Saved entries:
>>>>>

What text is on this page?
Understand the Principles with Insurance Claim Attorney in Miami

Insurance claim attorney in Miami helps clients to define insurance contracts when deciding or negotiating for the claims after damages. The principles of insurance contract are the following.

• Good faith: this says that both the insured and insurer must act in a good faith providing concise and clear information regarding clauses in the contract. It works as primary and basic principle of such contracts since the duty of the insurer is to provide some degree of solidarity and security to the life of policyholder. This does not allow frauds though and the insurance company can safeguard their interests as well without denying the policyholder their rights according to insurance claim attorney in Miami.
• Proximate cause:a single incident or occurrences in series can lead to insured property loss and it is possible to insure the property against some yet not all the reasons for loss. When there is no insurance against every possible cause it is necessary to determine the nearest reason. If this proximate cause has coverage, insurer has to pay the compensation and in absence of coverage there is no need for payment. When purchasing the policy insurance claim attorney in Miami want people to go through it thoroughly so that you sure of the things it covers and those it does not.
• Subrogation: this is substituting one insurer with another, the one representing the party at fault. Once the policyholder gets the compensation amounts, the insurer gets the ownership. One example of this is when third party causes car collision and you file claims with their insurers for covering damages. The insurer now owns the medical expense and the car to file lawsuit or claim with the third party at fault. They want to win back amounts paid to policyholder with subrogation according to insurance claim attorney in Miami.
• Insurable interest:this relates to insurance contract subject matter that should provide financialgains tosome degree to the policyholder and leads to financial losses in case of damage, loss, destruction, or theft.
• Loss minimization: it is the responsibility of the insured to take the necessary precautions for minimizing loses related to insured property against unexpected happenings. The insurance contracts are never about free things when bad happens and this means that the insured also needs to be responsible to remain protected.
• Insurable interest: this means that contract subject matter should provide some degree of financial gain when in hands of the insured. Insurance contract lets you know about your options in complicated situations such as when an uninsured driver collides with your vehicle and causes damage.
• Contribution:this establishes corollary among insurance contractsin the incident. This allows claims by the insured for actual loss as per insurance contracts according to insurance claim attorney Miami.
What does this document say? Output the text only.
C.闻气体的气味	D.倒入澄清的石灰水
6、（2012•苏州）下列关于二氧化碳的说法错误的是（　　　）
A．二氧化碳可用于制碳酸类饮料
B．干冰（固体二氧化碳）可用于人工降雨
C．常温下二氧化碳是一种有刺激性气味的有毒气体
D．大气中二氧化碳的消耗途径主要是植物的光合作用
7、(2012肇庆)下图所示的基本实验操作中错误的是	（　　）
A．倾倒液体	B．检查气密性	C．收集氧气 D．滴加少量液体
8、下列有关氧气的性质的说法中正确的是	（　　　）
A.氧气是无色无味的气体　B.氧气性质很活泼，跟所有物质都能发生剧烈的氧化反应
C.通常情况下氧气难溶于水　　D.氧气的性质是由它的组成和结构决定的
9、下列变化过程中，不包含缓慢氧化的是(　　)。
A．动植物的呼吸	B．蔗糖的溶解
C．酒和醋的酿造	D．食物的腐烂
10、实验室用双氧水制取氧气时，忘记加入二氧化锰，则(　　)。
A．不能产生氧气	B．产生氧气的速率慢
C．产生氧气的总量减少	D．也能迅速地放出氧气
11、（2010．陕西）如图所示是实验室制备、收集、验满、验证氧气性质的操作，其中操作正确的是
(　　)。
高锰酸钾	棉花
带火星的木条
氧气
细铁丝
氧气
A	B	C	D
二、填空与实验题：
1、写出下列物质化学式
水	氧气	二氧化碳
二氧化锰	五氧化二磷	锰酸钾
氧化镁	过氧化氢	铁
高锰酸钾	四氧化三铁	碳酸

<<<<<
>>>>>

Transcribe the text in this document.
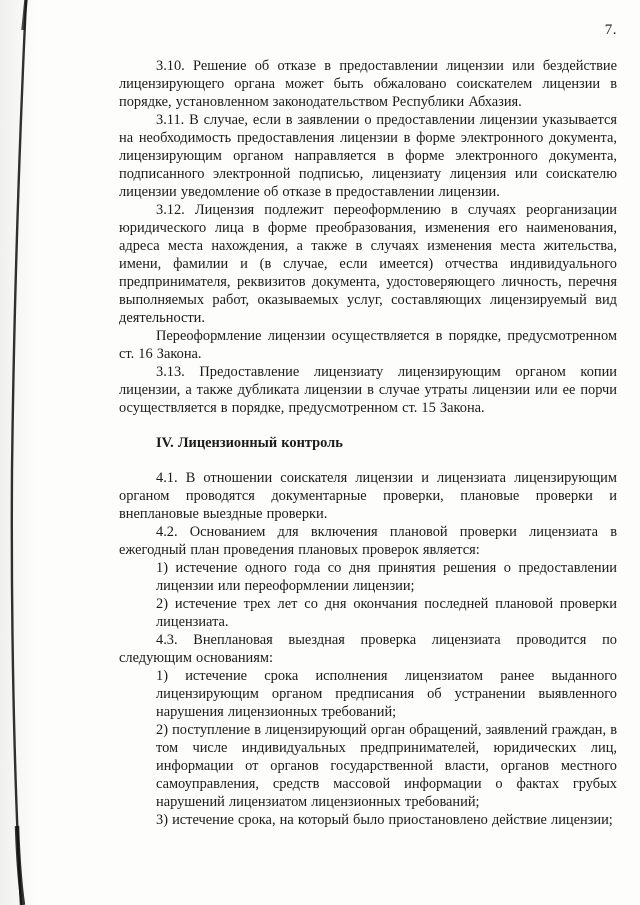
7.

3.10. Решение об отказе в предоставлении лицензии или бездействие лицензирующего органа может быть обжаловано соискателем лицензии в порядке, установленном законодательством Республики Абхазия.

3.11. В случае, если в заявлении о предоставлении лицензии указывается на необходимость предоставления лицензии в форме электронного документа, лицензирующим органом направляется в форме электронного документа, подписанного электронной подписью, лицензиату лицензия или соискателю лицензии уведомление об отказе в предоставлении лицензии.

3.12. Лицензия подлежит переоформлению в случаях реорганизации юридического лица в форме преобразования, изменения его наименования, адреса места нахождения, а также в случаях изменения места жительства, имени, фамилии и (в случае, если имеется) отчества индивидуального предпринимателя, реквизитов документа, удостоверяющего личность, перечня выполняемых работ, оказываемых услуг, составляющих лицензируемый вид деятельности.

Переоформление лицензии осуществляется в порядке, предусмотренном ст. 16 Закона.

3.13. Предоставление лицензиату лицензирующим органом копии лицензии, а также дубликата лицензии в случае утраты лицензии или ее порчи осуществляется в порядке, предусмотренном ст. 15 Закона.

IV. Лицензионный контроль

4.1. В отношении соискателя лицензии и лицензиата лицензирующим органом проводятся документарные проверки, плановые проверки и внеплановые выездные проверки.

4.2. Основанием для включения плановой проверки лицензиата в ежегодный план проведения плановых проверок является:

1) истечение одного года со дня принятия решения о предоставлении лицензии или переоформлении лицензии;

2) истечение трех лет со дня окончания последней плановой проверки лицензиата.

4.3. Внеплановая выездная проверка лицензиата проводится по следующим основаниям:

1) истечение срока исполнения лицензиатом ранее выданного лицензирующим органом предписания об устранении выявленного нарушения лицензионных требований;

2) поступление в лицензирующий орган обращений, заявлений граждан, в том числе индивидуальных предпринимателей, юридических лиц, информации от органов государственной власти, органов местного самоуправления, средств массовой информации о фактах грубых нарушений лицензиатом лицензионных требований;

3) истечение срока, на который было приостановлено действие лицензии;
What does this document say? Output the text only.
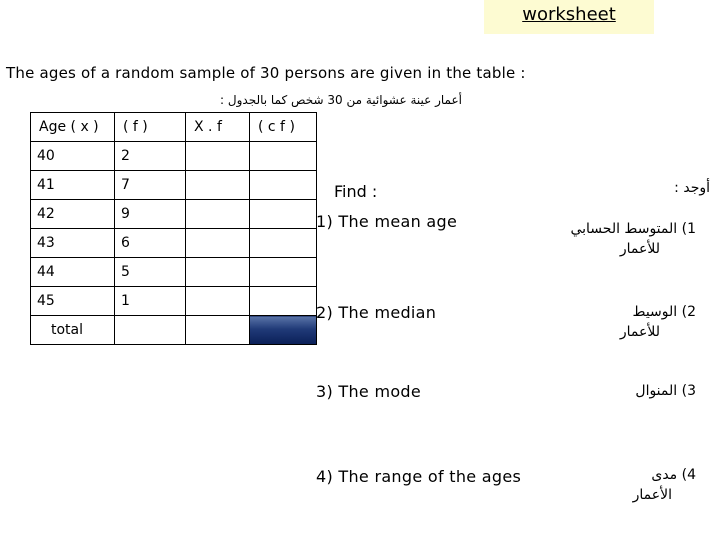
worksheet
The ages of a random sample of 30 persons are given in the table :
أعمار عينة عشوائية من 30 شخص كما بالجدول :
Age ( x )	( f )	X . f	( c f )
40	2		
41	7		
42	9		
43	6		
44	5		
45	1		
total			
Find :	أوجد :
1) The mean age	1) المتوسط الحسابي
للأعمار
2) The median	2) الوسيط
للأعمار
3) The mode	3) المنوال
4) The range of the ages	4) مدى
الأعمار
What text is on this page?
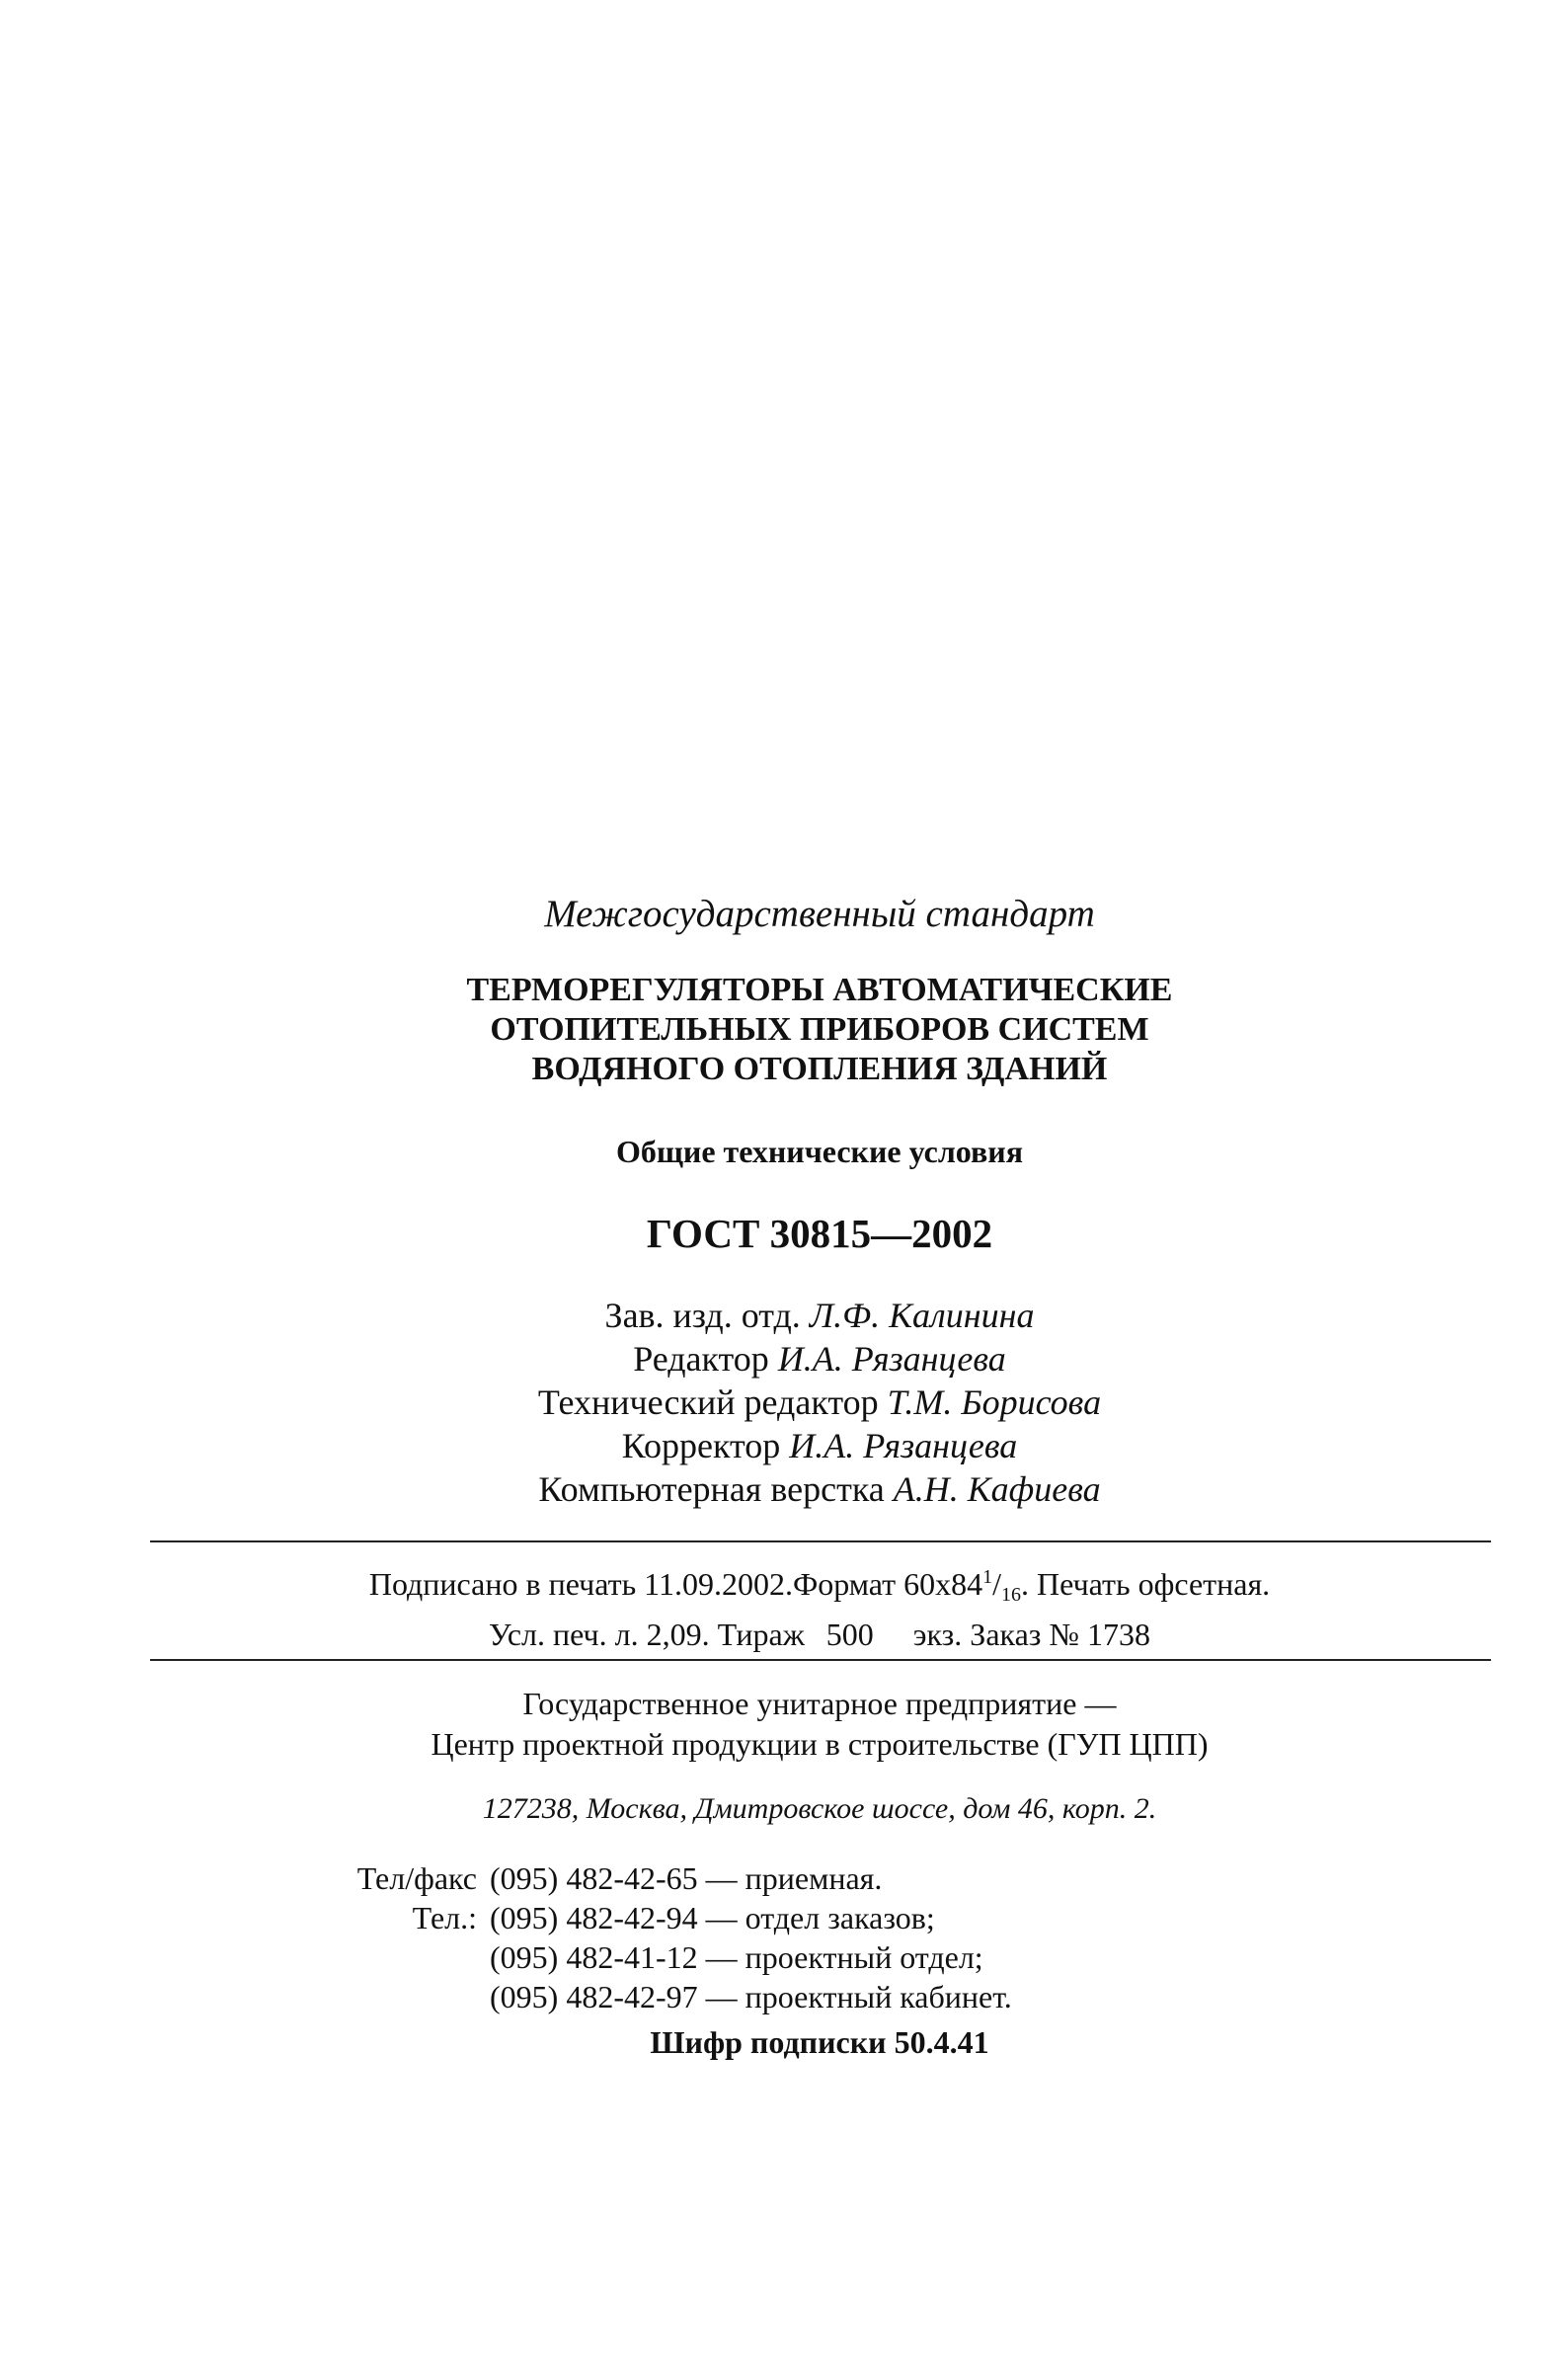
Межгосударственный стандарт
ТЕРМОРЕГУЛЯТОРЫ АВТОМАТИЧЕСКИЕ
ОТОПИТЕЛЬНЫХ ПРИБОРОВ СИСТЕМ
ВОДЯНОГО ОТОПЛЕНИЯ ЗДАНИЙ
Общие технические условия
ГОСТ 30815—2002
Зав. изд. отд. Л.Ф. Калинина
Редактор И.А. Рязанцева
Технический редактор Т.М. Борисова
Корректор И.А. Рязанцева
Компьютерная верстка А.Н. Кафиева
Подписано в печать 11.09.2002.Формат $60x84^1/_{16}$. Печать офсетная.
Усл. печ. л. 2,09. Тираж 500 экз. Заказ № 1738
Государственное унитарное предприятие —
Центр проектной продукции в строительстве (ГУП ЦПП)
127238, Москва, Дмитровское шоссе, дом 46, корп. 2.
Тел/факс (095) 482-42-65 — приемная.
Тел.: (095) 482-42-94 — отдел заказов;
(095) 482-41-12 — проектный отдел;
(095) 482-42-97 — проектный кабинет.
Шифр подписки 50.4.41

<<<<<

- **Goal**:
Using the listing, collect all lines in which the string "осуществляется" is found.

- **Response to the exercise**:
Переоформление лицензии осуществляется в порядке, предусмотренном ст. 16 Закона.
3.13. Предоставление лицензиату лицензирующим органом копии лицензии, а также дубликата лицензии в случае утраты лицензии или ее порчи осуществляется в порядке, предусмотренном ст. 15 Закона.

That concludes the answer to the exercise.